» Exercise instructions
Every line of the records below should be restated exactly.

►

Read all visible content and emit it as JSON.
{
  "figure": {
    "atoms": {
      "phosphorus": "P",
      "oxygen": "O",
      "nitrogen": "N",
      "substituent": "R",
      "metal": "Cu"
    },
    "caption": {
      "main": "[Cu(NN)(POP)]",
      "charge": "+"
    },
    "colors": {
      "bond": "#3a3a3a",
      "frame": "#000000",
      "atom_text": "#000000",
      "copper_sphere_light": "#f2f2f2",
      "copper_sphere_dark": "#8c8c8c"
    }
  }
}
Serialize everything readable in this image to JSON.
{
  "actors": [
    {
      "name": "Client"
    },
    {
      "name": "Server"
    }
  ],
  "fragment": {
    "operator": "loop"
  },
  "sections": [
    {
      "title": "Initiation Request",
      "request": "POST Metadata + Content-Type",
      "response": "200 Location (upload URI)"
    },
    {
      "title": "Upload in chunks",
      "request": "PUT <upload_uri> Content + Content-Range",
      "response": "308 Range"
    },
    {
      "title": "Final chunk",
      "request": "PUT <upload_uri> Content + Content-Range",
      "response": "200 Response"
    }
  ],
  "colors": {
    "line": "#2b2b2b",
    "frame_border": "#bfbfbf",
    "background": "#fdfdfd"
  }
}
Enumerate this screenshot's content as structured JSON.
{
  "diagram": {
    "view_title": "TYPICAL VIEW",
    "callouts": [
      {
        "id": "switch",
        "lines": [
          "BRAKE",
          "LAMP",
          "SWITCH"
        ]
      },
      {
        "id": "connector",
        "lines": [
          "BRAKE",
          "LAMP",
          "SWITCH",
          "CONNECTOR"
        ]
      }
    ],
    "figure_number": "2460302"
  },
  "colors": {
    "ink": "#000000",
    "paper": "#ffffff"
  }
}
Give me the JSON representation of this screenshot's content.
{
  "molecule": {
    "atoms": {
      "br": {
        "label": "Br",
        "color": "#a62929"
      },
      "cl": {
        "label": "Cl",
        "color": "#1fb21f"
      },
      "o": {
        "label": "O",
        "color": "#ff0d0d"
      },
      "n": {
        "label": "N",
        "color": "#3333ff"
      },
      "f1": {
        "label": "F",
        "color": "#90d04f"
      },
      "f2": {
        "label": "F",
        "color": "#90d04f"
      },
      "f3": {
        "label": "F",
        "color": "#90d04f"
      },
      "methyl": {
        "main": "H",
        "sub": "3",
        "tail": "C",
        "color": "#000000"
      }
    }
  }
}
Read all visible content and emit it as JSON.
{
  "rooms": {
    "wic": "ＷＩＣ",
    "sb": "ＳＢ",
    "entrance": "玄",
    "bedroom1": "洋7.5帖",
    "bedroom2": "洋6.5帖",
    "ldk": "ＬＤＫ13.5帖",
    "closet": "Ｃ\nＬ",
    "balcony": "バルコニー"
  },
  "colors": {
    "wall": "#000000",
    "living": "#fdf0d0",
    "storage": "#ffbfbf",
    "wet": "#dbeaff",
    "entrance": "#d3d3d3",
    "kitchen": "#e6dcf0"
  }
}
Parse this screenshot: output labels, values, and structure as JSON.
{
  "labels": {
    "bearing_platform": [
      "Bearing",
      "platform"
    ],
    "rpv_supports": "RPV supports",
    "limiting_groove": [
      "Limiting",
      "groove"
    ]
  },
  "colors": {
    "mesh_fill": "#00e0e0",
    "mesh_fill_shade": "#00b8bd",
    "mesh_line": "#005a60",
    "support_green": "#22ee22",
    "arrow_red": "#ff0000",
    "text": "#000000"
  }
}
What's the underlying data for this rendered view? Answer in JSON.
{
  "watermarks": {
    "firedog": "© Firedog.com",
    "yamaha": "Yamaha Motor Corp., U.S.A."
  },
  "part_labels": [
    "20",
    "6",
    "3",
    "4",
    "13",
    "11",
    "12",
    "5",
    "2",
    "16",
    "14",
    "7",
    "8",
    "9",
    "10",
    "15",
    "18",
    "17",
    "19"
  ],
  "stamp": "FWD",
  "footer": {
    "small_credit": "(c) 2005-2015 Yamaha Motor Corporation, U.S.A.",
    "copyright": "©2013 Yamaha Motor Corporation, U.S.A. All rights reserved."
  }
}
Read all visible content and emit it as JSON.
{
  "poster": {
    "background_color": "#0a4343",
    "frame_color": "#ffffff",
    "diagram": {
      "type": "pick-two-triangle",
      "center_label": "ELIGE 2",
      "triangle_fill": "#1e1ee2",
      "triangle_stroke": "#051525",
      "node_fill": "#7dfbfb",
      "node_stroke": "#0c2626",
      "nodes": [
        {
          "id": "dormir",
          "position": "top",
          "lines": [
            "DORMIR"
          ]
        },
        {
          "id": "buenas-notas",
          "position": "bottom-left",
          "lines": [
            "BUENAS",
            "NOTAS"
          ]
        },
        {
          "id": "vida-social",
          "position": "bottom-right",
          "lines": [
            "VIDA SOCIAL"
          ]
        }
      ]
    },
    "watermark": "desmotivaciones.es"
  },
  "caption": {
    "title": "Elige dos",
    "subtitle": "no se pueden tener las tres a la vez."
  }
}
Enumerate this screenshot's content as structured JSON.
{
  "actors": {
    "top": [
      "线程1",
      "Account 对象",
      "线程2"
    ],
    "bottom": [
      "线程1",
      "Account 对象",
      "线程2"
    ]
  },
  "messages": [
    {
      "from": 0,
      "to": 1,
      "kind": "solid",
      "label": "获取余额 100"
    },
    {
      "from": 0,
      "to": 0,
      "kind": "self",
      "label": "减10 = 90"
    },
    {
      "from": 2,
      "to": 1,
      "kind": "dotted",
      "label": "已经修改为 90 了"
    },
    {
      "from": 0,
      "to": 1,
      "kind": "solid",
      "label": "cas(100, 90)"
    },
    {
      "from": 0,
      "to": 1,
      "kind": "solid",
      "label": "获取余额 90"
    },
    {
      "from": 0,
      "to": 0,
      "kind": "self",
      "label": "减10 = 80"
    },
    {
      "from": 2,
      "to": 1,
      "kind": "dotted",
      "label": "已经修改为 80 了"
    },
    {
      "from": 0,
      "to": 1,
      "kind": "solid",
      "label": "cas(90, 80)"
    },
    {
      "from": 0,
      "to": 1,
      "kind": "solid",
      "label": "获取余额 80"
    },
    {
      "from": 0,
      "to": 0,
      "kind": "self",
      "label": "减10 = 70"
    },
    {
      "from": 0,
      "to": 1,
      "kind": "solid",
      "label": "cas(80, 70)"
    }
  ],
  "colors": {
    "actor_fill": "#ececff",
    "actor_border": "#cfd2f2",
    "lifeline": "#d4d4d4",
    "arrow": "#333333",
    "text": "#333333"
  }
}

◄

» Solution to this task
Read all visible content and emit it as JSON.
{
  "figure": {
    "atoms": {
      "phosphorus": "P",
      "oxygen": "O",
      "nitrogen": "N",
      "substituent": "R",
      "metal": "Cu"
    },
    "caption": {
      "main": "[Cu(NN)(POP)]",
      "charge": "+"
    },
    "colors": {
      "bond": "#3a3a3a",
      "frame": "#000000",
      "atom_text": "#000000",
      "copper_sphere_light": "#f2f2f2",
      "copper_sphere_dark": "#8c8c8c"
    }
  }
}
Serialize everything readable in this image to JSON.
{
  "actors": [
    {
      "name": "Client"
    },
    {
      "name": "Server"
    }
  ],
  "fragment": {
    "operator": "loop"
  },
  "sections": [
    {
      "title": "Initiation Request",
      "request": "POST Metadata + Content-Type",
      "response": "200 Location (upload URI)"
    },
    {
      "title": "Upload in chunks",
      "request": "PUT <upload_uri> Content + Content-Range",
      "response": "308 Range"
    },
    {
      "title": "Final chunk",
      "request": "PUT <upload_uri> Content + Content-Range",
      "response": "200 Response"
    }
  ],
  "colors": {
    "line": "#2b2b2b",
    "frame_border": "#bfbfbf",
    "background": "#fdfdfd"
  }
}
Enumerate this screenshot's content as structured JSON.
{
  "diagram": {
    "view_title": "TYPICAL VIEW",
    "callouts": [
      {
        "id": "switch",
        "lines": [
          "BRAKE",
          "LAMP",
          "SWITCH"
        ]
      },
      {
        "id": "connector",
        "lines": [
          "BRAKE",
          "LAMP",
          "SWITCH",
          "CONNECTOR"
        ]
      }
    ],
    "figure_number": "2460302"
  },
  "colors": {
    "ink": "#000000",
    "paper": "#ffffff"
  }
}
Give me the JSON representation of this screenshot's content.
{
  "molecule": {
    "atoms": {
      "br": {
        "label": "Br",
        "color": "#a62929"
      },
      "cl": {
        "label": "Cl",
        "color": "#1fb21f"
      },
      "o": {
        "label": "O",
        "color": "#ff0d0d"
      },
      "n": {
        "label": "N",
        "color": "#3333ff"
      },
      "f1": {
        "label": "F",
        "color": "#90d04f"
      },
      "f2": {
        "label": "F",
        "color": "#90d04f"
      },
      "f3": {
        "label": "F",
        "color": "#90d04f"
      },
      "methyl": {
        "main": "H",
        "sub": "3",
        "tail": "C",
        "color": "#000000"
      }
    }
  }
}
Read all visible content and emit it as JSON.
{
  "rooms": {
    "wic": "ＷＩＣ",
    "sb": "ＳＢ",
    "entrance": "玄",
    "bedroom1": "洋7.5帖",
    "bedroom2": "洋6.5帖",
    "ldk": "ＬＤＫ13.5帖",
    "closet": "Ｃ\nＬ",
    "balcony": "バルコニー"
  },
  "colors": {
    "wall": "#000000",
    "living": "#fdf0d0",
    "storage": "#ffbfbf",
    "wet": "#dbeaff",
    "entrance": "#d3d3d3",
    "kitchen": "#e6dcf0"
  }
}
Parse this screenshot: output labels, values, and structure as JSON.
{
  "labels": {
    "bearing_platform": [
      "Bearing",
      "platform"
    ],
    "rpv_supports": "RPV supports",
    "limiting_groove": [
      "Limiting",
      "groove"
    ]
  },
  "colors": {
    "mesh_fill": "#00e0e0",
    "mesh_fill_shade": "#00b8bd",
    "mesh_line": "#005a60",
    "support_green": "#22ee22",
    "arrow_red": "#ff0000",
    "text": "#000000"
  }
}
What's the underlying data for this rendered view? Answer in JSON.
{
  "watermarks": {
    "firedog": "© Firedog.com",
    "yamaha": "Yamaha Motor Corp., U.S.A."
  },
  "part_labels": [
    "20",
    "6",
    "3",
    "4",
    "13",
    "11",
    "12",
    "5",
    "2",
    "16",
    "14",
    "7",
    "8",
    "9",
    "10",
    "15",
    "18",
    "17",
    "19"
  ],
  "stamp": "FWD",
  "footer": {
    "small_credit": "(c) 2005-2015 Yamaha Motor Corporation, U.S.A.",
    "copyright": "©2013 Yamaha Motor Corporation, U.S.A. All rights reserved."
  }
}
Read all visible content and emit it as JSON.
{
  "poster": {
    "background_color": "#0a4343",
    "frame_color": "#ffffff",
    "diagram": {
      "type": "pick-two-triangle",
      "center_label": "ELIGE 2",
      "triangle_fill": "#1e1ee2",
      "triangle_stroke": "#051525",
      "node_fill": "#7dfbfb",
      "node_stroke": "#0c2626",
      "nodes": [
        {
          "id": "dormir",
          "position": "top",
          "lines": [
            "DORMIR"
          ]
        },
        {
          "id": "buenas-notas",
          "position": "bottom-left",
          "lines": [
            "BUENAS",
            "NOTAS"
          ]
        },
        {
          "id": "vida-social",
          "position": "bottom-right",
          "lines": [
            "VIDA SOCIAL"
          ]
        }
      ]
    },
    "watermark": "desmotivaciones.es"
  },
  "caption": {
    "title": "Elige dos",
    "subtitle": "no se pueden tener las tres a la vez."
  }
}
Enumerate this screenshot's content as structured JSON.
{
  "actors": {
    "top": [
      "线程1",
      "Account 对象",
      "线程2"
    ],
    "bottom": [
      "线程1",
      "Account 对象",
      "线程2"
    ]
  },
  "messages": [
    {
      "from": 0,
      "to": 1,
      "kind": "solid",
      "label": "获取余额 100"
    },
    {
      "from": 0,
      "to": 0,
      "kind": "self",
      "label": "减10 = 90"
    },
    {
      "from": 2,
      "to": 1,
      "kind": "dotted",
      "label": "已经修改为 90 了"
    },
    {
      "from": 0,
      "to": 1,
      "kind": "solid",
      "label": "cas(100, 90)"
    },
    {
      "from": 0,
      "to": 1,
      "kind": "solid",
      "label": "获取余额 90"
    },
    {
      "from": 0,
      "to": 0,
      "kind": "self",
      "label": "减10 = 80"
    },
    {
      "from": 2,
      "to": 1,
      "kind": "dotted",
      "label": "已经修改为 80 了"
    },
    {
      "from": 0,
      "to": 1,
      "kind": "solid",
      "label": "cas(90, 80)"
    },
    {
      "from": 0,
      "to": 1,
      "kind": "solid",
      "label": "获取余额 80"
    },
    {
      "from": 0,
      "to": 0,
      "kind": "self",
      "label": "减10 = 70"
    },
    {
      "from": 0,
      "to": 1,
      "kind": "solid",
      "label": "cas(80, 70)"
    }
  ],
  "colors": {
    "actor_fill": "#ececff",
    "actor_border": "#cfd2f2",
    "lifeline": "#d4d4d4",
    "arrow": "#333333",
    "text": "#333333"
  }
}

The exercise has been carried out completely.